Omit the pictures and return every entry exactly as written.

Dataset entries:
--------

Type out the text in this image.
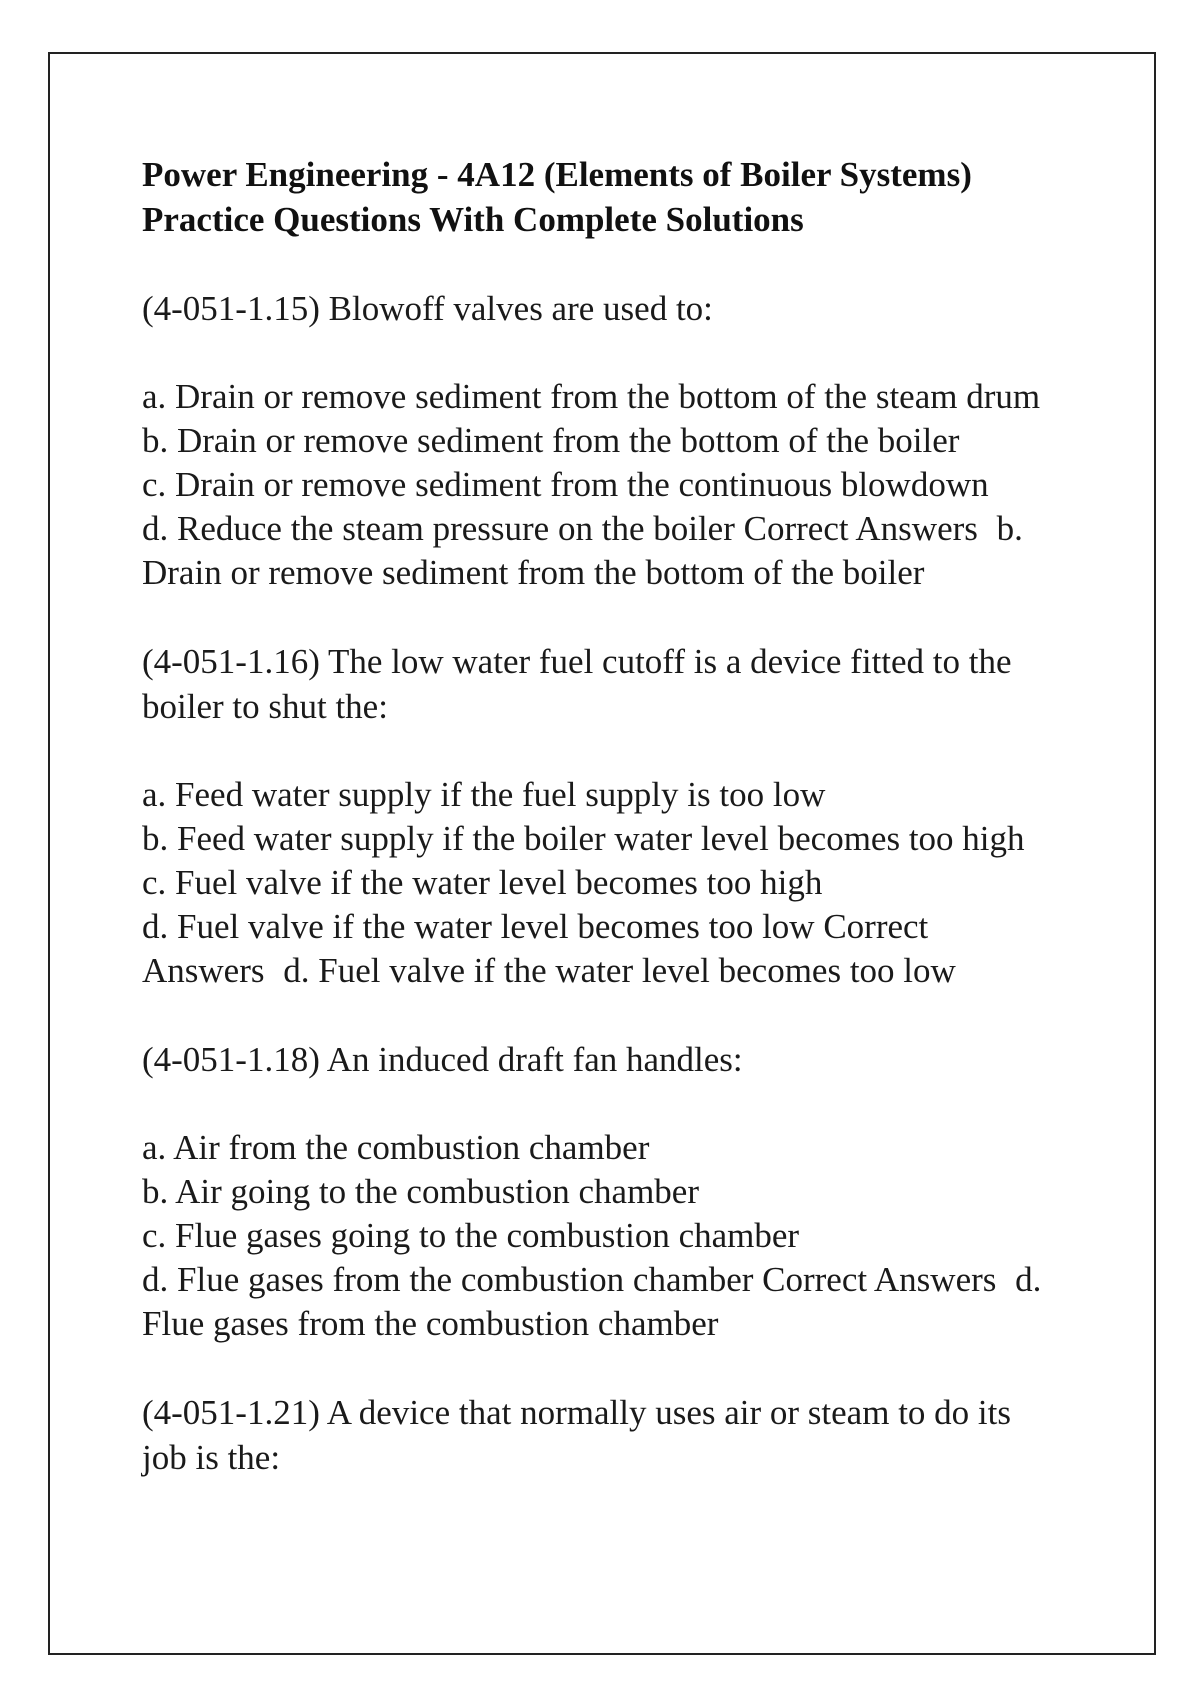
Power Engineering - 4A12 (Elements of Boiler Systems)
Practice Questions With Complete Solutions
(4-051-1.15) Blowoff valves are used to:
a. Drain or remove sediment from the bottom of the steam drum
b. Drain or remove sediment from the bottom of the boiler
c. Drain or remove sediment from the continuous blowdown
d. Reduce the steam pressure on the boiler Correct Answers b.
Drain or remove sediment from the bottom of the boiler
(4-051-1.16) The low water fuel cutoff is a device fitted to the
boiler to shut the:
a. Feed water supply if the fuel supply is too low
b. Feed water supply if the boiler water level becomes too high
c. Fuel valve if the water level becomes too high
d. Fuel valve if the water level becomes too low Correct
Answers d. Fuel valve if the water level becomes too low
(4-051-1.18) An induced draft fan handles:
a. Air from the combustion chamber
b. Air going to the combustion chamber
c. Flue gases going to the combustion chamber
d. Flue gases from the combustion chamber Correct Answers d.
Flue gases from the combustion chamber
(4-051-1.21) A device that normally uses air or steam to do its
job is the:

--------

Solution for this problem:
Type out the text in this image.
Power Engineering - 4A12 (Elements of Boiler Systems)
Practice Questions With Complete Solutions
(4-051-1.15) Blowoff valves are used to:
a. Drain or remove sediment from the bottom of the steam drum
b. Drain or remove sediment from the bottom of the boiler
c. Drain or remove sediment from the continuous blowdown
d. Reduce the steam pressure on the boiler Correct Answers b.
Drain or remove sediment from the bottom of the boiler
(4-051-1.16) The low water fuel cutoff is a device fitted to the
boiler to shut the:
a. Feed water supply if the fuel supply is too low
b. Feed water supply if the boiler water level becomes too high
c. Fuel valve if the water level becomes too high
d. Fuel valve if the water level becomes too low Correct
Answers d. Fuel valve if the water level becomes too low
(4-051-1.18) An induced draft fan handles:
a. Air from the combustion chamber
b. Air going to the combustion chamber
c. Flue gases going to the combustion chamber
d. Flue gases from the combustion chamber Correct Answers d.
Flue gases from the combustion chamber
(4-051-1.21) A device that normally uses air or steam to do its
job is the:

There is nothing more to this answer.